The entries below should be quoted exactly, with no pictures carried over.

**GIVEN RECORDS**
###
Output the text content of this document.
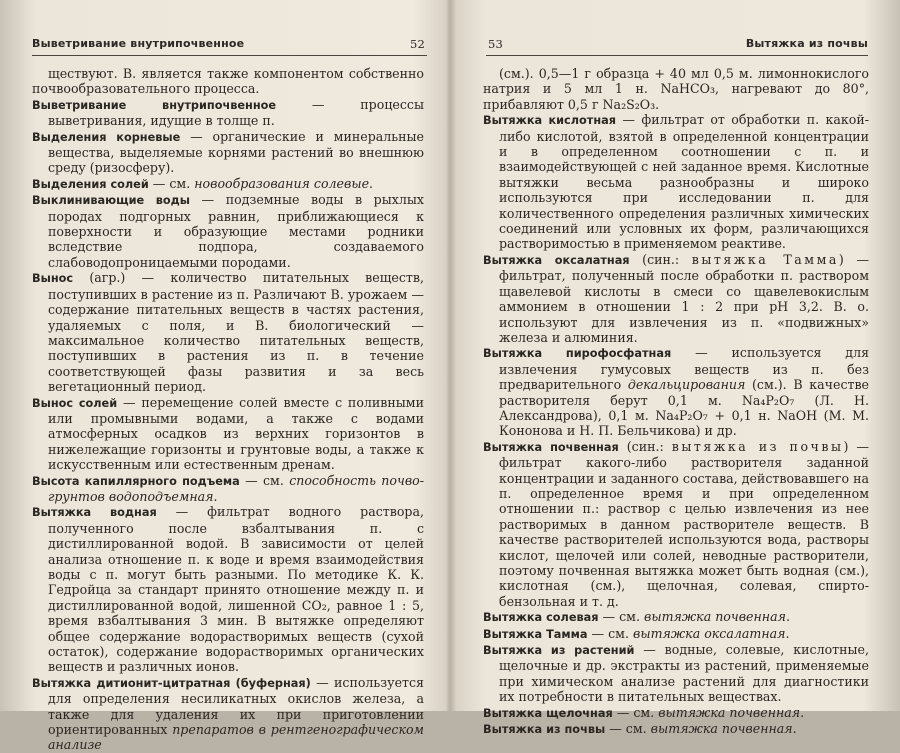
Выветривание внутрипочвенное	52

ществуют. В. является также компонентом собственно почвообразовательного процесса.

Выветривание внутрипочвенное — процессы выветривания, идущие в толще п.

Выделения корневые — органические и минеральные вещества, выделяемые корнями растений во внешнюю среду (ризосферу).

Выделения солей — см. новообразования солевые.

Выклинивающие воды — подземные воды в рыхлых породах подгорных равнин, приближающиеся к поверхности и образующие местами родники вследствие подпора, создаваемого слабоводопроницаемыми породами.

Вынос (агр.) — количество питательных веществ, поступивших в растение из п. Различают В. урожаем — содержание питательных веществ в частях растения, удаляемых с поля, и В. биологический — максимальное количество питательных веществ, поступивших в растения из п. в течение соответствующей фазы развития и за весь вегетационный период.

Вынос солей — перемещение солей вместе с поливными или промывными водами, а также с водами атмосферных осадков из верхних горизонтов в нижележащие горизонты и грунтовые воды, а также к искусственным или естественным дренам.

Высота капиллярного подъема — см. способность почво-грунтов водоподъемная.

Вытяжка водная — фильтрат водного раствора, полученного после взбалтывания п. с дистиллированной водой. В зависимости от целей анализа отношение п. к воде и время взаимодействия воды с п. могут быть разными. По методике К. К. Гедройца за стандарт принято отношение между п. и дистиллированной водой, лишенной CO₂, равное 1 : 5, время взбалтывания 3 мин. В вытяжке определяют общее содержание водорастворимых веществ (сухой остаток), содержание водорастворимых органических веществ и различных ионов.

Вытяжка дитионит-цитратная (буферная) — используется для определения несиликатных окислов железа, а также для удаления их при приготовлении ориентированных препаратов в рентгенографическом анализе

53	Вытяжка из почвы

(см.). 0,5—1 г образца + 40 мл 0,5 м. лимоннокислого натрия и 5 мл 1 н. NaHCO₃, нагревают до 80°, прибавляют 0,5 г Na₂S₂O₃.

Вытяжка кислотная — фильтрат от обработки п. какой-либо кислотой, взятой в определенной концентрации и в определенном соотношении с п. и взаимодействующей с ней заданное время. Кислотные вытяжки весьма разнообразны и широко используются при исследовании п. для количественного определения различных химических соединений или условных их форм, различающихся растворимостью в применяемом реактиве.

Вытяжка оксалатная (син.: вытяжка Тамма) — фильтрат, полученный после обработки п. раствором щавелевой кислоты в смеси со щавелевокислым аммонием в отношении 1 : 2 при pH 3,2. В. о. используют для извлечения из п. «подвижных» железа и алюминия.

Вытяжка пирофосфатная — используется для извлечения гумусовых веществ из п. без предварительного декальцирования (см.). В качестве растворителя берут 0,1 м. Na₄P₂O₇ (Л. Н. Александрова), 0,1 м. Na₄P₂O₇ + 0,1 н. NaOH (М. М. Кононова и Н. П. Бельчикова) и др.

Вытяжка почвенная (син.: вытяжка из почвы) — фильтрат какого-либо растворителя заданной концентрации и заданного состава, действовавшего на п. определенное время и при определенном отношении п.: раствор с целью извлечения из нее растворимых в данном растворителе веществ. В качестве растворителей используются вода, растворы кислот, щелочей или солей, неводные растворители, поэтому почвенная вытяжка может быть водная (см.), кислотная (см.), щелочная, солевая, спирто-бензольная и т. д.

Вытяжка солевая — см. вытяжка почвенная.

Вытяжка Тамма — см. вытяжка оксалатная.

Вытяжка из растений — водные, солевые, кислотные, щелочные и др. экстракты из растений, применяемые при химическом анализе растений для диагностики их потребности в питательных веществах.

Вытяжка щелочная — см. вытяжка почвенная.

Вытяжка из почвы — см. вытяжка почвенная.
###
**TASK ANSWER**
Output the text content of this document.
Выветривание внутрипочвенное	52

ществуют. В. является также компонентом собственно почвообразовательного процесса.

Выветривание внутрипочвенное — процессы выветривания, идущие в толще п.

Выделения корневые — органические и минеральные вещества, выделяемые корнями растений во внешнюю среду (ризосферу).

Выделения солей — см. новообразования солевые.

Выклинивающие воды — подземные воды в рыхлых породах подгорных равнин, приближающиеся к поверхности и образующие местами родники вследствие подпора, создаваемого слабоводопроницаемыми породами.

Вынос (агр.) — количество питательных веществ, поступивших в растение из п. Различают В. урожаем — содержание питательных веществ в частях растения, удаляемых с поля, и В. биологический — максимальное количество питательных веществ, поступивших в растения из п. в течение соответствующей фазы развития и за весь вегетационный период.

Вынос солей — перемещение солей вместе с поливными или промывными водами, а также с водами атмосферных осадков из верхних горизонтов в нижележащие горизонты и грунтовые воды, а также к искусственным или естественным дренам.

Высота капиллярного подъема — см. способность почво-грунтов водоподъемная.

Вытяжка водная — фильтрат водного раствора, полученного после взбалтывания п. с дистиллированной водой. В зависимости от целей анализа отношение п. к воде и время взаимодействия воды с п. могут быть разными. По методике К. К. Гедройца за стандарт принято отношение между п. и дистиллированной водой, лишенной CO₂, равное 1 : 5, время взбалтывания 3 мин. В вытяжке определяют общее содержание водорастворимых веществ (сухой остаток), содержание водорастворимых органических веществ и различных ионов.

Вытяжка дитионит-цитратная (буферная) — используется для определения несиликатных окислов железа, а также для удаления их при приготовлении ориентированных препаратов в рентгенографическом анализе

53	Вытяжка из почвы

(см.). 0,5—1 г образца + 40 мл 0,5 м. лимоннокислого натрия и 5 мл 1 н. NaHCO₃, нагревают до 80°, прибавляют 0,5 г Na₂S₂O₃.

Вытяжка кислотная — фильтрат от обработки п. какой-либо кислотой, взятой в определенной концентрации и в определенном соотношении с п. и взаимодействующей с ней заданное время. Кислотные вытяжки весьма разнообразны и широко используются при исследовании п. для количественного определения различных химических соединений или условных их форм, различающихся растворимостью в применяемом реактиве.

Вытяжка оксалатная (син.: вытяжка Тамма) — фильтрат, полученный после обработки п. раствором щавелевой кислоты в смеси со щавелевокислым аммонием в отношении 1 : 2 при pH 3,2. В. о. используют для извлечения из п. «подвижных» железа и алюминия.

Вытяжка пирофосфатная — используется для извлечения гумусовых веществ из п. без предварительного декальцирования (см.). В качестве растворителя берут 0,1 м. Na₄P₂O₇ (Л. Н. Александрова), 0,1 м. Na₄P₂O₇ + 0,1 н. NaOH (М. М. Кононова и Н. П. Бельчикова) и др.

Вытяжка почвенная (син.: вытяжка из почвы) — фильтрат какого-либо растворителя заданной концентрации и заданного состава, действовавшего на п. определенное время и при определенном отношении п.: раствор с целью извлечения из нее растворимых в данном растворителе веществ. В качестве растворителей используются вода, растворы кислот, щелочей или солей, неводные растворители, поэтому почвенная вытяжка может быть водная (см.), кислотная (см.), щелочная, солевая, спирто-бензольная и т. д.

Вытяжка солевая — см. вытяжка почвенная.

Вытяжка Тамма — см. вытяжка оксалатная.

Вытяжка из растений — водные, солевые, кислотные, щелочные и др. экстракты из растений, применяемые при химическом анализе растений для диагностики их потребности в питательных веществах.

Вытяжка щелочная — см. вытяжка почвенная.

Вытяжка из почвы — см. вытяжка почвенная.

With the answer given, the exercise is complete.